• Set problem:
Quote the listing below in full and exactly as written, but omit every picture.

Start of Supplied information

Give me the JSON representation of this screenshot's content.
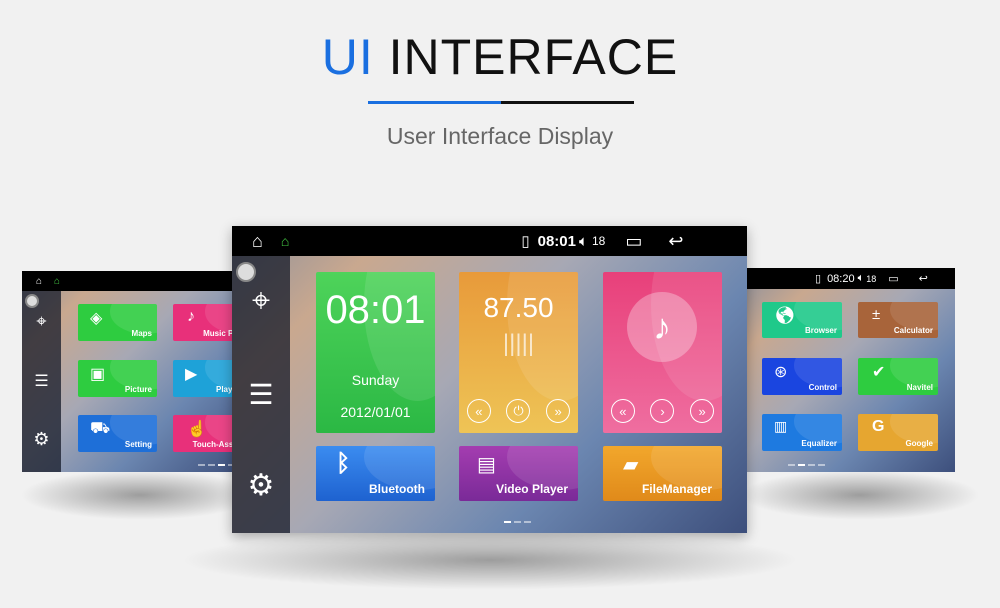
{
  "header": {
    "title_accent": "UI",
    "title_rest": " INTERFACE",
    "subtitle": "User Interface Display",
    "accent_color": "#1a6fe0"
  },
  "left_screen": {
    "apps": [
      {
        "label": "Maps",
        "icon": "maps-icon",
        "color": "#2ecc40"
      },
      {
        "label": "Music Pla",
        "icon": "music-icon",
        "color": "#e8307a"
      },
      {
        "label": "Picture",
        "icon": "picture-icon",
        "color": "#2ecc40"
      },
      {
        "label": "Play S",
        "icon": "play-store-icon",
        "color": "#1ea2d8"
      },
      {
        "label": "Setting",
        "icon": "car-setting-icon",
        "color": "#1e6fd8"
      },
      {
        "label": "Touch-Assis",
        "icon": "touch-icon",
        "color": "#e8307a"
      }
    ]
  },
  "main_screen": {
    "status": {
      "time": "08:01",
      "volume": "18"
    },
    "clock": {
      "time": "08:01",
      "day": "Sunday",
      "date": "2012/01/01"
    },
    "radio": {
      "frequency": "87.50"
    },
    "apps": [
      {
        "label": "Bluetooth",
        "icon": "bluetooth-icon"
      },
      {
        "label": "Video Player",
        "icon": "film-icon"
      },
      {
        "label": "FileManager",
        "icon": "folder-icon"
      }
    ]
  },
  "right_screen": {
    "status": {
      "time": "08:20",
      "volume": "18"
    },
    "apps": [
      {
        "label": "Browser",
        "icon": "globe-icon",
        "color": "#1fc98a"
      },
      {
        "label": "Calculator",
        "icon": "calculator-icon",
        "color": "#a8643a"
      },
      {
        "label": "Control",
        "icon": "steering-wheel-icon",
        "color": "#1a45e0"
      },
      {
        "label": "Navitel",
        "icon": "navitel-icon",
        "color": "#2ecc40"
      },
      {
        "label": "Equalizer",
        "icon": "equalizer-icon",
        "color": "#1e7ae0"
      },
      {
        "label": "Google",
        "icon": "google-icon",
        "color": "#e6a630"
      }
    ]
  }
}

End of Supplied information

• Solution for this problem:
Give me the JSON representation of this screenshot's content.
{
  "header": {
    "title_accent": "UI",
    "title_rest": " INTERFACE",
    "subtitle": "User Interface Display",
    "accent_color": "#1a6fe0"
  },
  "left_screen": {
    "apps": [
      {
        "label": "Maps",
        "icon": "maps-icon",
        "color": "#2ecc40"
      },
      {
        "label": "Music Pla",
        "icon": "music-icon",
        "color": "#e8307a"
      },
      {
        "label": "Picture",
        "icon": "picture-icon",
        "color": "#2ecc40"
      },
      {
        "label": "Play S",
        "icon": "play-store-icon",
        "color": "#1ea2d8"
      },
      {
        "label": "Setting",
        "icon": "car-setting-icon",
        "color": "#1e6fd8"
      },
      {
        "label": "Touch-Assis",
        "icon": "touch-icon",
        "color": "#e8307a"
      }
    ]
  },
  "main_screen": {
    "status": {
      "time": "08:01",
      "volume": "18"
    },
    "clock": {
      "time": "08:01",
      "day": "Sunday",
      "date": "2012/01/01"
    },
    "radio": {
      "frequency": "87.50"
    },
    "apps": [
      {
        "label": "Bluetooth",
        "icon": "bluetooth-icon"
      },
      {
        "label": "Video Player",
        "icon": "film-icon"
      },
      {
        "label": "FileManager",
        "icon": "folder-icon"
      }
    ]
  },
  "right_screen": {
    "status": {
      "time": "08:20",
      "volume": "18"
    },
    "apps": [
      {
        "label": "Browser",
        "icon": "globe-icon",
        "color": "#1fc98a"
      },
      {
        "label": "Calculator",
        "icon": "calculator-icon",
        "color": "#a8643a"
      },
      {
        "label": "Control",
        "icon": "steering-wheel-icon",
        "color": "#1a45e0"
      },
      {
        "label": "Navitel",
        "icon": "navitel-icon",
        "color": "#2ecc40"
      },
      {
        "label": "Equalizer",
        "icon": "equalizer-icon",
        "color": "#1e7ae0"
      },
      {
        "label": "Google",
        "icon": "google-icon",
        "color": "#e6a630"
      }
    ]
  }
}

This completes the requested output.